Text section —
* * *

What vehicle are you going to tow with? If it is 2wd you might want or need an extension on the trailer hitch for launching at some less than ideal ramps.

I'd also consider tearing down your axle hubs in the driveway. Learning to do this is fairly easy and it is the most likely item to fail on a longer trip. It'd be a real bummer to have a great excursion scotched by a wheel bearing. Carrying a spare hub assembly is not at all a bad idea. It's unlikely you'll have a problem and repair parts will be readily available. Better to carry them with you.

Good luck is your quest.


----------



## TSOJOURNER

I am starting (re-starting) with a 13' Zuma. Un-stayed mast (no wires), sail zips on, hull is only 130 pounds, self bailing cockpit, seems to be the perfect starter boat but is also very fast / sporty when the wind picks up 15+ kts..


----------



## TSOJOURNER

While you are looking for your boat, investigate the area that you are sailing in. There may be some Sailing Clubs (as opposed to yacht clubs), that are specifically oriented to "drysailing". This is to say that they cater to people who do not leave their boats in the water all the time, but launch them and haul them out every time they sail.

If you can find one of these clubs, then you will likely find that you can keep the boat there on its trailer with the rig up so that you do not have to raise and lower the mast each time you use it.

If there are no sailing clubs, then phone the yacht clubs and ask about their drysail facilities. Although it would cost more to join one of the clubs than it would to store the boat at home, the information, support and camaraderie you'll find will more than compensate for the added expense.


----------



## sailingdog

One thing sailormann forgot to point out is how much faster and easier launching your boat is if you keep it a one of these facilities. Some will even launch your boat for you, if you call a day ahead of time.


----------



## InlandGirl

A club is definitely the way to go -- the condo association wouldn't appreciate a boat in the parking lot. I don't think the clubs around here will put my boat in the water for me : they're all-volunteer, no paid staff, so unless there are people who just hang around waiting to haul other people's boats, it probably won't happen, not even if I call ahead and ask nicely. 

The upside is that membership costs are pretty low, basically just to cover the expenses of a few slips and a small building. I could probably even get a mooring, and not worry about hauling for spring and fall. 

I need the trailer for mid-May through mid-August though, when I go home. (Home is in Michigan...I just work here in south-central nowheresville.)

Oh. I just remembered that it's only September, and it's going to be eight long months without pine trees or proper lakes .. eight long months of torture-by-*******-accent and random people calling me "hon".... aaarggh.... This is why I need a boat ASAP: in the middle of the fake lake (aka flood control pool) at least I won't be able to hear the locals talking.

* * *

[Spatial layout data]
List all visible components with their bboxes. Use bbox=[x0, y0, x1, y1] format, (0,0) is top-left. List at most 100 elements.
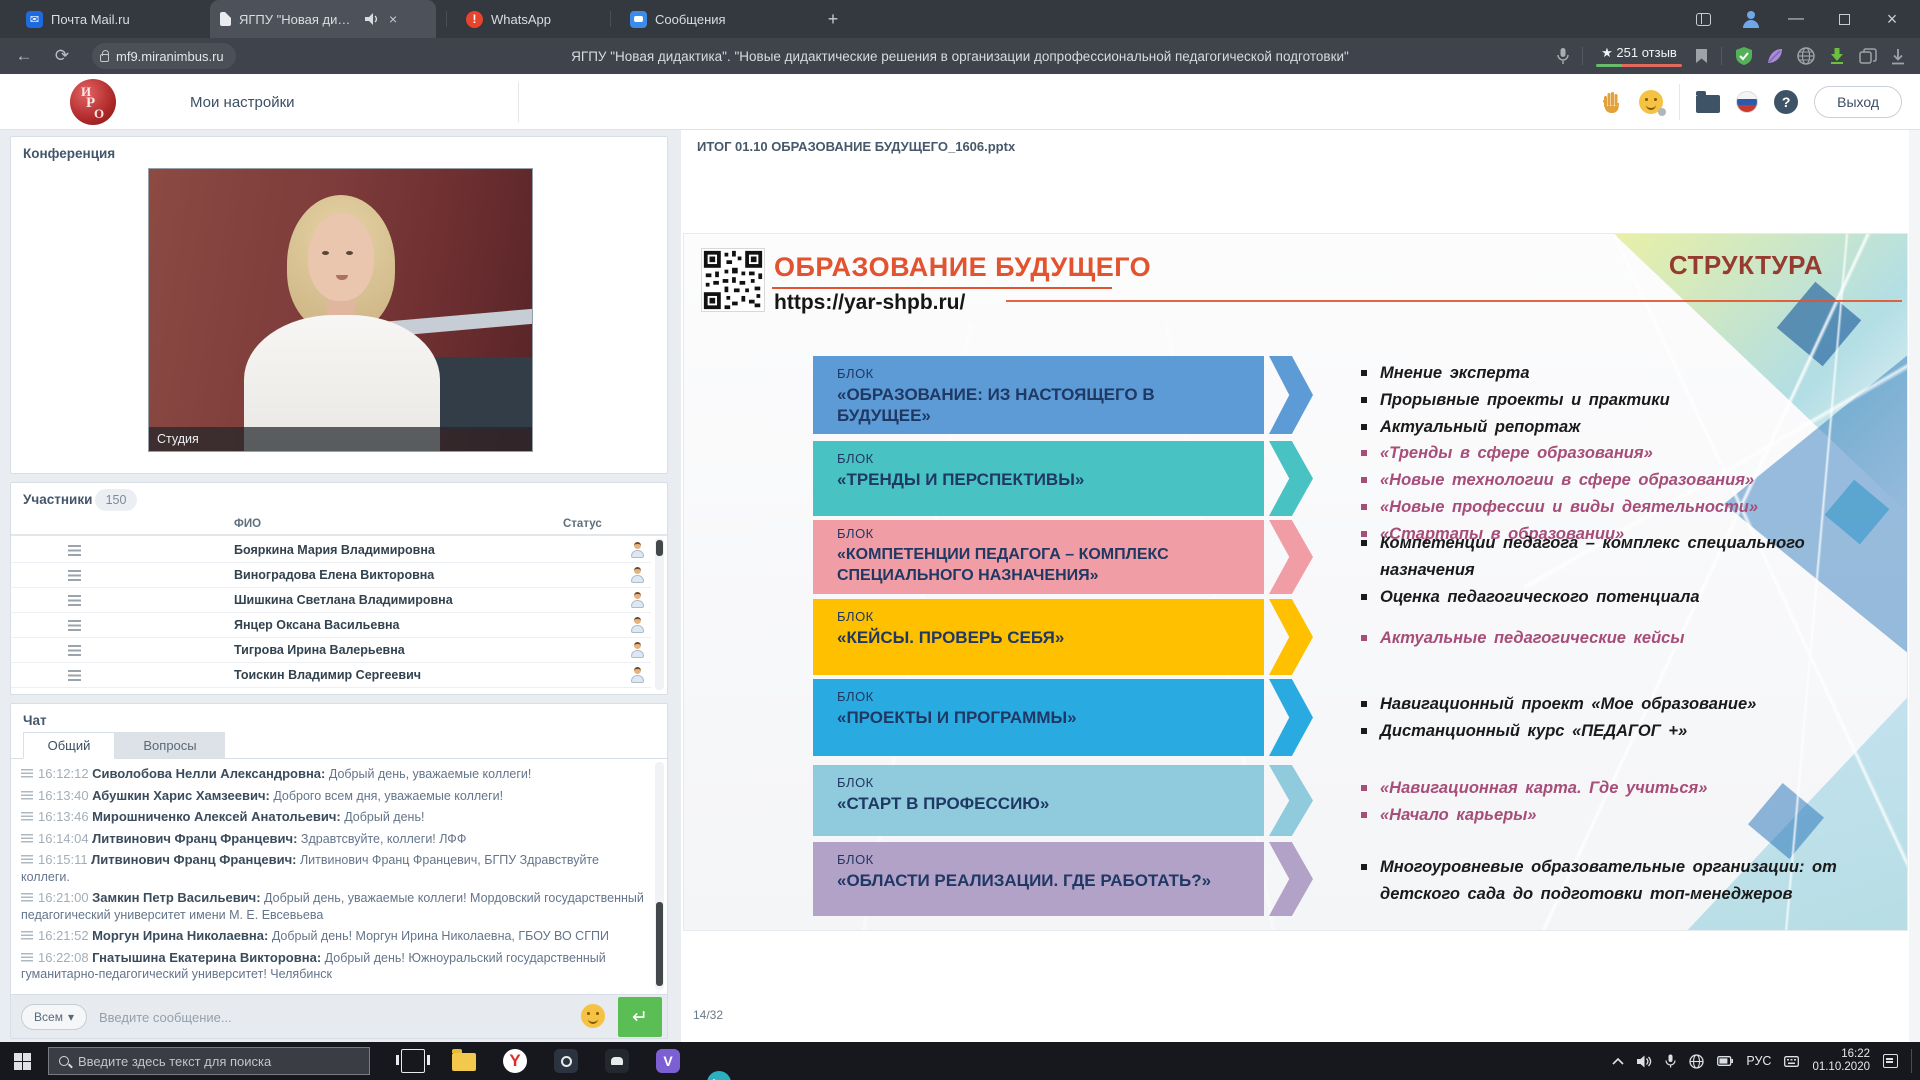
message-handle-icon[interactable] bbox=[21, 893, 33, 902]
downloads-icon[interactable] bbox=[1890, 48, 1906, 65]
tab-audio-icon[interactable] bbox=[365, 13, 379, 25]
globe-extension-icon[interactable] bbox=[1797, 47, 1815, 65]
participant-row[interactable]: Виноградова Елена Викторовна bbox=[11, 563, 651, 588]
drag-handle-icon[interactable] bbox=[68, 595, 81, 606]
participant-row[interactable]: Тоискин Владимир Сергеевич bbox=[11, 663, 651, 688]
window-close-button[interactable]: × bbox=[1872, 0, 1912, 38]
reactions-smiley-icon[interactable] bbox=[1639, 90, 1663, 114]
participant-row[interactable]: Шишкина Светлана Владимировна bbox=[11, 588, 651, 613]
taskbar-search-input[interactable] bbox=[78, 1054, 338, 1069]
show-desktop-strip[interactable] bbox=[1911, 1049, 1912, 1073]
message-handle-icon[interactable] bbox=[21, 931, 33, 940]
column-name: ФИО bbox=[234, 518, 261, 530]
participants-panel: Участники 150 ФИО Статус Бояркина Мария … bbox=[10, 482, 668, 695]
slide-block-2: БЛОК «ТРЕНДЫ И ПЕРСПЕКТИВЫ» bbox=[813, 441, 1264, 516]
message-handle-icon[interactable] bbox=[21, 769, 33, 778]
participant-status-icon bbox=[630, 642, 645, 659]
microphone-tray-icon[interactable] bbox=[1665, 1054, 1676, 1068]
tab-messages[interactable]: Сообщения bbox=[620, 0, 770, 38]
bookmark-icon[interactable] bbox=[1695, 48, 1708, 64]
app-icon-dark-round[interactable] bbox=[554, 1049, 578, 1073]
keyboard-language-indicator[interactable]: РУС bbox=[1746, 1054, 1771, 1068]
chat-message: 16:13:40 Абушкин Харис Хамзеевич: Доброг… bbox=[21, 788, 647, 805]
shield-check-extension-icon[interactable] bbox=[1735, 47, 1753, 65]
viber-icon[interactable]: V bbox=[656, 1049, 680, 1073]
save-extension-icon[interactable] bbox=[1828, 47, 1846, 65]
conference-video[interactable]: Студия bbox=[148, 168, 533, 452]
chat-tab-questions[interactable]: Вопросы bbox=[115, 732, 225, 759]
reviews-badge[interactable]: ★ 251 отзыв bbox=[1596, 45, 1682, 67]
drag-handle-icon[interactable] bbox=[68, 620, 81, 631]
participant-row[interactable]: Тигрова Ирина Валерьевна bbox=[11, 638, 651, 663]
feather-extension-icon[interactable] bbox=[1766, 47, 1784, 65]
tab-label: Почта Mail.ru bbox=[51, 12, 130, 27]
chat-message: 16:22:08 Гнатышина Екатерина Викторовна:… bbox=[21, 950, 647, 983]
tab-panels-icon[interactable] bbox=[1686, 0, 1720, 38]
file-explorer-icon[interactable] bbox=[452, 1053, 476, 1071]
block-3-bullets: Компетенции педагога – комплекс специаль… bbox=[1361, 530, 1866, 611]
network-icon[interactable] bbox=[1689, 1054, 1704, 1069]
browser-profile-icon[interactable] bbox=[1734, 0, 1768, 38]
microphone-icon[interactable] bbox=[1557, 48, 1569, 65]
new-tab-button[interactable]: + bbox=[822, 8, 844, 30]
reload-icon[interactable]: ⟳ bbox=[48, 38, 76, 74]
mail-favicon-icon: ✉ bbox=[26, 11, 43, 28]
emoji-picker-icon[interactable] bbox=[581, 1004, 605, 1028]
language-flag-icon[interactable] bbox=[1736, 91, 1758, 113]
window-minimize-button[interactable]: — bbox=[1776, 0, 1816, 38]
volume-icon[interactable] bbox=[1637, 1055, 1652, 1068]
start-button-icon[interactable] bbox=[14, 1053, 31, 1070]
keyboard-icon[interactable] bbox=[1784, 1056, 1799, 1067]
message-time: 16:21:52 bbox=[38, 928, 89, 943]
tab-conference-active[interactable]: ЯГПУ "Новая дидак × bbox=[210, 0, 436, 38]
message-handle-icon[interactable] bbox=[21, 953, 33, 962]
chat-scrollbar[interactable] bbox=[655, 762, 664, 990]
lock-icon[interactable] bbox=[100, 54, 109, 62]
drag-handle-icon[interactable] bbox=[68, 645, 81, 656]
nav-my-settings[interactable]: Мои настройки bbox=[190, 74, 295, 130]
participants-scrollbar[interactable] bbox=[655, 538, 664, 690]
chat-tab-general[interactable]: Общий bbox=[23, 732, 115, 759]
presentation-filename: ИТОГ 01.10 ОБРАЗОВАНИЕ БУДУЩЕГО_1606.ppt… bbox=[697, 139, 1015, 154]
message-handle-icon[interactable] bbox=[21, 791, 33, 800]
raise-hand-icon[interactable] bbox=[1601, 90, 1623, 114]
collections-icon[interactable] bbox=[1859, 48, 1877, 64]
qr-code bbox=[701, 248, 765, 312]
taskbar-search[interactable] bbox=[48, 1047, 370, 1075]
participant-row[interactable]: Бояркина Мария Владимировна bbox=[11, 538, 651, 563]
battery-icon[interactable] bbox=[1717, 1056, 1733, 1066]
message-handle-icon[interactable] bbox=[21, 855, 33, 864]
taskbar-clock[interactable]: 16:22 01.10.2020 bbox=[1812, 1048, 1870, 1074]
drag-handle-icon[interactable] bbox=[68, 670, 81, 681]
hidden-icons-chevron-icon[interactable] bbox=[1612, 1057, 1624, 1065]
drag-handle-icon[interactable] bbox=[68, 545, 81, 556]
message-handle-icon[interactable] bbox=[21, 834, 33, 843]
iro-logo[interactable]: И Р О bbox=[70, 79, 116, 125]
tab-close-icon[interactable]: × bbox=[389, 11, 397, 27]
message-author: Литвинович Франц Францевич: bbox=[91, 852, 296, 867]
action-center-icon[interactable] bbox=[1883, 1054, 1898, 1068]
presentation-scrollbar[interactable] bbox=[1909, 130, 1920, 1042]
send-message-button[interactable]: ↵ bbox=[618, 997, 662, 1037]
task-view-icon[interactable] bbox=[401, 1049, 425, 1073]
tab-whatsapp[interactable]: ! WhatsApp bbox=[456, 0, 604, 38]
files-folder-icon[interactable] bbox=[1696, 95, 1720, 113]
logout-button[interactable]: Выход bbox=[1814, 86, 1902, 118]
page-title: ЯГПУ "Новая дидактика". "Новые дидактиче… bbox=[571, 38, 1349, 74]
messenger-app-icon[interactable] bbox=[707, 1071, 731, 1080]
chat-app-icon[interactable] bbox=[605, 1049, 629, 1073]
tab-mail[interactable]: ✉ Почта Mail.ru bbox=[16, 0, 202, 38]
message-handle-icon[interactable] bbox=[21, 812, 33, 821]
chat-message-list[interactable]: 16:12:12 Сиволобова Нелли Александровна:… bbox=[11, 758, 667, 991]
message-time: 16:14:04 bbox=[38, 831, 89, 846]
help-icon[interactable]: ? bbox=[1774, 90, 1798, 114]
drag-handle-icon[interactable] bbox=[68, 570, 81, 581]
recipient-dropdown[interactable]: Всем▾ bbox=[21, 1004, 87, 1030]
participant-row[interactable]: Янцер Оксана Васильевна bbox=[11, 613, 651, 638]
url-field[interactable]: mf9.miranimbus.ru bbox=[92, 43, 236, 69]
chat-message-input[interactable] bbox=[99, 1000, 579, 1034]
back-icon[interactable]: ← bbox=[10, 38, 38, 74]
window-maximize-button[interactable] bbox=[1824, 0, 1864, 38]
yandex-browser-icon[interactable]: Y bbox=[503, 1049, 527, 1073]
windows-taskbar: Y V РУС 16:22 01.10.2020 bbox=[0, 1042, 1920, 1080]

* * *

Instructions —
a – According to the sailing forum thread, how much does the hull of the 13' Zuma weigh?
b – Please copy from the sailing forum thread the passage starting at "While you are" and ending at "the added expense.".
The listing comes from a separate source.

The responses —
a – 130 pounds

b –
While you are looking for your boat, investigate the area that you are sailing in. There may be some Sailing Clubs (as opposed to yacht clubs), that are specifically oriented to "drysailing". This is to say that they cater to people who do not leave their boats in the water all the time, but launch them and haul them out every time they sail.

If you can find one of these clubs, then you will likely find that you can keep the boat there on its trailer with the rig up so that you do not have to raise and lower the mast each time you use it.

If there are no sailing clubs, then phone the yacht clubs and ask about their drysail facilities. Although it would cost more to join one of the clubs than it would to store the boat at home, the information, support and camaraderie you'll find will more than compensate for the added expense.